> Work to be completed:
Every line that includes the word "действия" is to be listed.

> Dataset extract:
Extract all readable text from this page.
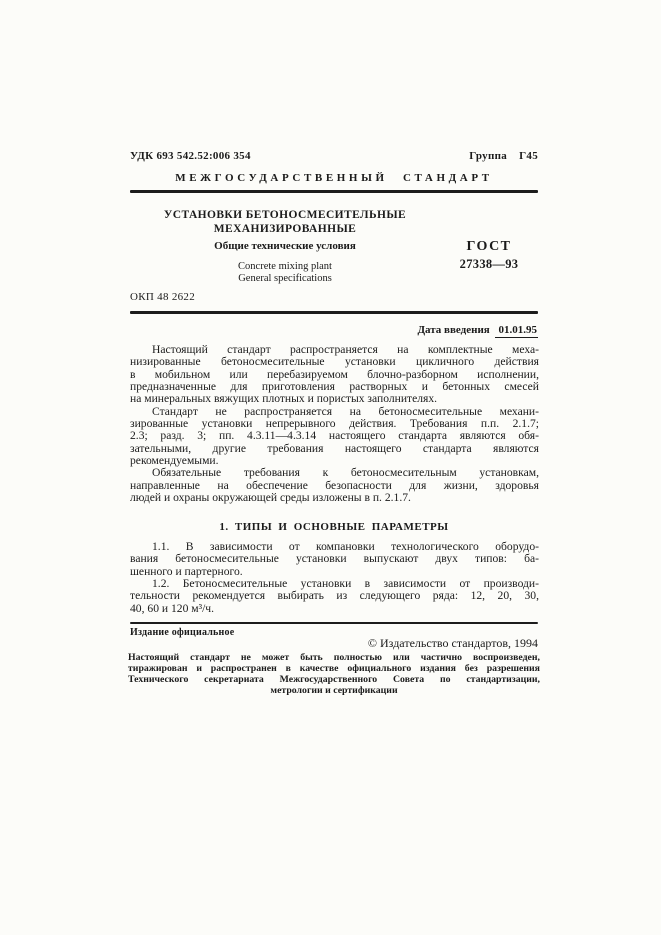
УДК 693 542.52:006 354	Группа Г45
МЕЖГОСУДАРСТВЕННЫЙ СТАНДАРТ
УСТАНОВКИ БЕТОНОСМЕСИТЕЛЬНЫЕ
МЕХАНИЗИРОВАННЫЕ
Общие технические условия
Concrete mixing plant
General specifications
ГОСТ
27338—93
ОКП 48 2622
Дата введения 01.01.95
Настоящий стандарт распространяется на комплектные меха-
низированные бетоносмесительные установки цикличного действия
в мобильном или перебазируемом блочно-разборном исполнении,
предназначенные для приготовления растворных и бетонных смесей
на минеральных вяжущих плотных и пористых заполнителях.
Стандарт не распространяется на бетоносмесительные механи-
зированные установки непрерывного действия. Требования п.п. 2.1.7;
2.3; разд. 3; пп. 4.3.11—4.3.14 настоящего стандарта являются обя-
зательными, другие требования настоящего стандарта являются
рекомендуемыми.
Обязательные требования к бетоносмесительным установкам,
направленные на обеспечение безопасности для жизни, здоровья
людей и охраны окружающей среды изложены в п. 2.1.7.
1. ТИПЫ И ОСНОВНЫЕ ПАРАМЕТРЫ
1.1. В зависимости от компановки технологического оборудо-
вания бетоносмесительные установки выпускают двух типов: ба-
шенного и партерного.
1.2. Бетоносмесительные установки в зависимости от производи-
тельности рекомендуется выбирать из следующего ряда: 12, 20, 30,
40, 60 и 120 м³/ч.
Издание официальное
© Издательство стандартов, 1994
Настоящий стандарт не может быть полностью или частично воспроизведен,
тиражирован и распространен в качестве официального издания без разрешения
Технического секретариата Межгосударственного Совета по стандартизации,
метрологии и сертификации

> Reply:
низированные бетоносмесительные установки цикличного действия
зированные установки непрерывного действия. Требования п.п. 2.1.7;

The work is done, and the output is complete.